## TASK PROMPT
Scan the data that follows and count the lines with the string "habits"; answer with the count alone.

## SUPPLIED INFORMATION

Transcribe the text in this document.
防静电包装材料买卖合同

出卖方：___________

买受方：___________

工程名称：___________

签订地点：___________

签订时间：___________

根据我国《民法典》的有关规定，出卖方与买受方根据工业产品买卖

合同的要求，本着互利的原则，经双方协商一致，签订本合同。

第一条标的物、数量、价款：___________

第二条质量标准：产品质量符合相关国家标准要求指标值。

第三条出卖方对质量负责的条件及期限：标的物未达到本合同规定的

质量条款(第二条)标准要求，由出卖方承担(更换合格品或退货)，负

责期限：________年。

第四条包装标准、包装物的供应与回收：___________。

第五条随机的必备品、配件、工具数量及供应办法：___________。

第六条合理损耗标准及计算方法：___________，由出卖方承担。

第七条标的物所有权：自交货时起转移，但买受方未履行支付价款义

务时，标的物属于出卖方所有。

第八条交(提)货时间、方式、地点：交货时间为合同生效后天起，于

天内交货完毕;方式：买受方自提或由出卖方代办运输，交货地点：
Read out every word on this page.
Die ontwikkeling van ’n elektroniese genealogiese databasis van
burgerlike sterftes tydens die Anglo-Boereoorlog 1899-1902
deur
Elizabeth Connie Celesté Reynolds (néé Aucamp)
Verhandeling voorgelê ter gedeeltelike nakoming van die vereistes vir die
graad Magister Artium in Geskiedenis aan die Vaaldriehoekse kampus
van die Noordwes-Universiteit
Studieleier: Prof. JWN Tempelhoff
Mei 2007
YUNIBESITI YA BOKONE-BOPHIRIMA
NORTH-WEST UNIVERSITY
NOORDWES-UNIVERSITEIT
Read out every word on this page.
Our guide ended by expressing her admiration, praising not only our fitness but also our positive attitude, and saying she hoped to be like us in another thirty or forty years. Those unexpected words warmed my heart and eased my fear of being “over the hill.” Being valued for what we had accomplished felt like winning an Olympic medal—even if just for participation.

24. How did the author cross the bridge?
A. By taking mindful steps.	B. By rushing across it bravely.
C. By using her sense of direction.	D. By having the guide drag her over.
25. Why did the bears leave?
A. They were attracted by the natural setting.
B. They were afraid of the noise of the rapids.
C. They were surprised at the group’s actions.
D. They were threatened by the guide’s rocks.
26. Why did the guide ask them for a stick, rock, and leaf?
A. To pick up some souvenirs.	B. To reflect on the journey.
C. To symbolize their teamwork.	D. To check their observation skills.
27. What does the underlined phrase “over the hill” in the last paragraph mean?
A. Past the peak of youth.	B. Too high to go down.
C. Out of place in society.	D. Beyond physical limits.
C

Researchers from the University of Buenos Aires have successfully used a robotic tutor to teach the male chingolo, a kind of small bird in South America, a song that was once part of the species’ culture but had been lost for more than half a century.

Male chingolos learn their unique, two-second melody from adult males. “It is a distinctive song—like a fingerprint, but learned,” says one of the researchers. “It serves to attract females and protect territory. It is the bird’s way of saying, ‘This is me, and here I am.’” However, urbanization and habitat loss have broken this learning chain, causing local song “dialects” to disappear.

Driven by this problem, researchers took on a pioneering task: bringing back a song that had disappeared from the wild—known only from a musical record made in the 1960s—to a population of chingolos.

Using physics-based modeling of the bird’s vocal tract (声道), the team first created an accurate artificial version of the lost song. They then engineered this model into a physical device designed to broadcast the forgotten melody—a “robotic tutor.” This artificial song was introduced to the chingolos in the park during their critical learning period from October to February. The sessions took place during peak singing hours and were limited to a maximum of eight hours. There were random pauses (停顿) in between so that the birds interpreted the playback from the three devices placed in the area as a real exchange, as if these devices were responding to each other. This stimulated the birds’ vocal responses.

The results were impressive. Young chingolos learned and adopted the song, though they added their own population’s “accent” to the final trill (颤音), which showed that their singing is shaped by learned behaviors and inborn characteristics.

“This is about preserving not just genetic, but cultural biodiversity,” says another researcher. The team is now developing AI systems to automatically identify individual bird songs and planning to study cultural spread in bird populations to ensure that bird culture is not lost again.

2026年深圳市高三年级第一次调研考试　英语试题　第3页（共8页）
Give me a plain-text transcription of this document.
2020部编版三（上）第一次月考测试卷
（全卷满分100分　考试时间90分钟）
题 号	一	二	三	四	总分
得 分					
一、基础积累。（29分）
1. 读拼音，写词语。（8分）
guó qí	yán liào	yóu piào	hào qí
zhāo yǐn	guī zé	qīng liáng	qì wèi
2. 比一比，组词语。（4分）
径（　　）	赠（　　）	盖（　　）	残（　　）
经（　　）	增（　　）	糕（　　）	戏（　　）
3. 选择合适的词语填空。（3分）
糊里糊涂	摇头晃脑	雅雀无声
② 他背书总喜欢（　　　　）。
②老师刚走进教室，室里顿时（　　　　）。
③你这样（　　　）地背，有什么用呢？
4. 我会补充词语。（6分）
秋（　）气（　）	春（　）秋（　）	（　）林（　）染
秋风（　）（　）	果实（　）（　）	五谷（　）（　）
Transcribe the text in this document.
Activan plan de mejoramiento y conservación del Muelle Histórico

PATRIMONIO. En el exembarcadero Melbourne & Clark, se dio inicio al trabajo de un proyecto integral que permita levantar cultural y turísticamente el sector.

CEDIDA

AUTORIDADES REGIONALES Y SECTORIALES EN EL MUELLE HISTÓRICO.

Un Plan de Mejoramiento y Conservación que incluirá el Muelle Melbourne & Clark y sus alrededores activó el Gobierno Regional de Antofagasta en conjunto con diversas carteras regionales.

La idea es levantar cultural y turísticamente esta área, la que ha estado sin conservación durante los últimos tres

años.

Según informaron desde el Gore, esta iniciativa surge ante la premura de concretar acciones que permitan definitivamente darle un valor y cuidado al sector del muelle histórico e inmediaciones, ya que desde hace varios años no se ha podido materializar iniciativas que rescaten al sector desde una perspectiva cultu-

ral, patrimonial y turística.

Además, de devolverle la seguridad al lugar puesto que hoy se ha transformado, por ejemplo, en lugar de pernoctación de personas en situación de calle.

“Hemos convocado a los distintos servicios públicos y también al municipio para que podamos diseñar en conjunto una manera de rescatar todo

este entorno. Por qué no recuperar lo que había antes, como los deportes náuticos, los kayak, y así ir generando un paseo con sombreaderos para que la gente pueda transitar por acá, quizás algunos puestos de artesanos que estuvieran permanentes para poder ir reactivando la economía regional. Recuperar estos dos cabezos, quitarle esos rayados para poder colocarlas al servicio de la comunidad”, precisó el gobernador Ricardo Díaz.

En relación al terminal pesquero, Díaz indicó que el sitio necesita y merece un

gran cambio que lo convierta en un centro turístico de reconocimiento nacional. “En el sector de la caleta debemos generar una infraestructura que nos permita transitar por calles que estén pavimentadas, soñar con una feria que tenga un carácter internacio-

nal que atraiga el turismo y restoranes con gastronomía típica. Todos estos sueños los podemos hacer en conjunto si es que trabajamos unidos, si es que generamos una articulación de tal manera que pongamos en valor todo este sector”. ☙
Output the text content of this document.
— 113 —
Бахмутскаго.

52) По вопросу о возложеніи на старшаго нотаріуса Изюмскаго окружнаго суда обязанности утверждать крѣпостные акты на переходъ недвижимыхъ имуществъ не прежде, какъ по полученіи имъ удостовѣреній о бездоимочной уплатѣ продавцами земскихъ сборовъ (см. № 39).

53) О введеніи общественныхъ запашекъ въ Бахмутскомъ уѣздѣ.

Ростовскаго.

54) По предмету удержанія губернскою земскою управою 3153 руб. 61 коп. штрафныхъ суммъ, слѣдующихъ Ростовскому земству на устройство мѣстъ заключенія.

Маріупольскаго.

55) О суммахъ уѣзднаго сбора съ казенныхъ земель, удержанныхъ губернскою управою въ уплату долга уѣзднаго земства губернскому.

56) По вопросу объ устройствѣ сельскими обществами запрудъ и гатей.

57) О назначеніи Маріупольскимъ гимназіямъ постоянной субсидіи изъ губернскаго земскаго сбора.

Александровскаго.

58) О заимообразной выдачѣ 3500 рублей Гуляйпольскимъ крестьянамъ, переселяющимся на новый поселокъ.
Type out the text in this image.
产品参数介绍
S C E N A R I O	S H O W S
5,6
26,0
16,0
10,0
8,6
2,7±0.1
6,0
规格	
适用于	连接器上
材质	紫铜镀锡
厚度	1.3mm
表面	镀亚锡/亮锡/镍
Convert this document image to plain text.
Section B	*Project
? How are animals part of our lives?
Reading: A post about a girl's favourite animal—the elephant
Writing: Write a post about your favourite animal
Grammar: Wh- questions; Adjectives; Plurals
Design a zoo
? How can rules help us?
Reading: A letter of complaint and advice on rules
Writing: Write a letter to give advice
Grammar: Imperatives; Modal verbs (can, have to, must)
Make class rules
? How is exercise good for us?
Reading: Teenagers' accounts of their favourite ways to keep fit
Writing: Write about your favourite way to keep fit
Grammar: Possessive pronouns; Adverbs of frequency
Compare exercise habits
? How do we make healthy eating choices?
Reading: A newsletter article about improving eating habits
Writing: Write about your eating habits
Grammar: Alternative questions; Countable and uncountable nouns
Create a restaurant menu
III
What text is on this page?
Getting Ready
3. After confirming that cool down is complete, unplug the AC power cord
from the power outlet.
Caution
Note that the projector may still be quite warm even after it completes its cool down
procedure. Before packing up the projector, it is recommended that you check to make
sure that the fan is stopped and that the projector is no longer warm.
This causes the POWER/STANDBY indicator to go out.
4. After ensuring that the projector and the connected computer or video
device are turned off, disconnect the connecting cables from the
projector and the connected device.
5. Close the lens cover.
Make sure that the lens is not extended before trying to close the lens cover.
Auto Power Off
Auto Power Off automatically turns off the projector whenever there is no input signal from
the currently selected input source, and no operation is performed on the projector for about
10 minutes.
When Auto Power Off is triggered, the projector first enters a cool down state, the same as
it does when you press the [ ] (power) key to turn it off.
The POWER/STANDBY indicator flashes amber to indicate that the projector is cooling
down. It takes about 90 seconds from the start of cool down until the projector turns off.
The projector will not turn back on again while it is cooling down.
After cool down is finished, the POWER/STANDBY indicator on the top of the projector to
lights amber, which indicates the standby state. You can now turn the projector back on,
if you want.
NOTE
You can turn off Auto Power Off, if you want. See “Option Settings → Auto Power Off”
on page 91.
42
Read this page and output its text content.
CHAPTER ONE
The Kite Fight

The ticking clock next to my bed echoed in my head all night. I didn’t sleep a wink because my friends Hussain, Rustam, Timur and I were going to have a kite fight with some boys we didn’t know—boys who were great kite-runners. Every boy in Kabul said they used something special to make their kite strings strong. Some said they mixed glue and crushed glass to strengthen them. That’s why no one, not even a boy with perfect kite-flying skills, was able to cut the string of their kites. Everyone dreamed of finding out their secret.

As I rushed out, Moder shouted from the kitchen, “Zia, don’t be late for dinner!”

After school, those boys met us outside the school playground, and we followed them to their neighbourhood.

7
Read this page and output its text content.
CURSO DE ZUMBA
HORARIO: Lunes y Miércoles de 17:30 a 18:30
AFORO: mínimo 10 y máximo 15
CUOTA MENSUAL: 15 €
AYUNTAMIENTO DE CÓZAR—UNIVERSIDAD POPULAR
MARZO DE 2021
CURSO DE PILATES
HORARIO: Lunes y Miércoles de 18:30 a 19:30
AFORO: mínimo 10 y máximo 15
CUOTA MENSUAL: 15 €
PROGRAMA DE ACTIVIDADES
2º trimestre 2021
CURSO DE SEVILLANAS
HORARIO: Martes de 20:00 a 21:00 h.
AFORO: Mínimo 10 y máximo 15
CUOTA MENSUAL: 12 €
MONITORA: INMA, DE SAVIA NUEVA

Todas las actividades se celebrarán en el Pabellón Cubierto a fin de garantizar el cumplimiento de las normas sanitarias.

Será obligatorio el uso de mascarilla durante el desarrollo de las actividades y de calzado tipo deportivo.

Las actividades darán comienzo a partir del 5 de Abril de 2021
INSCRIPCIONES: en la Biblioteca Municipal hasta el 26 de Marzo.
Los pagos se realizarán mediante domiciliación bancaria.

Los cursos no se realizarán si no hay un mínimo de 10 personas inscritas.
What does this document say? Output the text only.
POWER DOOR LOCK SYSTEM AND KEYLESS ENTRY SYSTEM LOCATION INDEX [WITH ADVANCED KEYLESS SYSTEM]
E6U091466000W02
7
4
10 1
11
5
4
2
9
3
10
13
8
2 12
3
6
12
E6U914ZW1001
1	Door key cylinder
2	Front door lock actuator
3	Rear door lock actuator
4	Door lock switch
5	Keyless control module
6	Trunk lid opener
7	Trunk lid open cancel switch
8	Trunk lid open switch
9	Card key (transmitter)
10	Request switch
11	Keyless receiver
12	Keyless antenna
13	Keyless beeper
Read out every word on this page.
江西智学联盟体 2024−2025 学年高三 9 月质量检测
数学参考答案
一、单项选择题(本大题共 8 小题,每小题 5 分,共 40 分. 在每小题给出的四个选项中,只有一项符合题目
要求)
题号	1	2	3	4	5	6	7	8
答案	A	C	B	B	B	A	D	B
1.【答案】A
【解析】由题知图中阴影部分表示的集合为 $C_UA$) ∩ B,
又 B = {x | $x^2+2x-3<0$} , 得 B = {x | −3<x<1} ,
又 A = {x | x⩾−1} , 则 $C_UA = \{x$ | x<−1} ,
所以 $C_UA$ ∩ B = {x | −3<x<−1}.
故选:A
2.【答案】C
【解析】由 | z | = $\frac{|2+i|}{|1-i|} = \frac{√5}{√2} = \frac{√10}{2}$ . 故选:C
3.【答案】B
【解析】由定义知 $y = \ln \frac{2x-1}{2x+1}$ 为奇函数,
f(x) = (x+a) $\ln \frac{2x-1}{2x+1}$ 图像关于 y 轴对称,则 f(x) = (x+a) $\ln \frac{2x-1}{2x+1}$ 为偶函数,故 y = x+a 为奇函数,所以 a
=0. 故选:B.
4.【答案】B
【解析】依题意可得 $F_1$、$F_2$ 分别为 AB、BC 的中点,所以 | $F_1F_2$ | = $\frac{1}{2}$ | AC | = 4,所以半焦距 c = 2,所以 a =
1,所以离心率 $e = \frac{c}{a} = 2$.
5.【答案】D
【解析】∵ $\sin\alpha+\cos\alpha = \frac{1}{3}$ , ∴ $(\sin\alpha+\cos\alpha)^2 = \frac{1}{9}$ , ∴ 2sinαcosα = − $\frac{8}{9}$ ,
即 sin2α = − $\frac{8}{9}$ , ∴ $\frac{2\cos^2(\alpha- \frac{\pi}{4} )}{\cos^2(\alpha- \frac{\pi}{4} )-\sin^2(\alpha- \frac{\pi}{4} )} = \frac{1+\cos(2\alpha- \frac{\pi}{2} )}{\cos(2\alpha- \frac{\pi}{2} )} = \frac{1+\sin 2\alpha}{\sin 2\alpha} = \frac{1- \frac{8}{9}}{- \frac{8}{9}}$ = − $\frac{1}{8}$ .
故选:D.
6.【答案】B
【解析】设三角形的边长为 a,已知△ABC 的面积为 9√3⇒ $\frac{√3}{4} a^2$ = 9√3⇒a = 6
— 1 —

## ANSWER TO THIS EXERCISE
3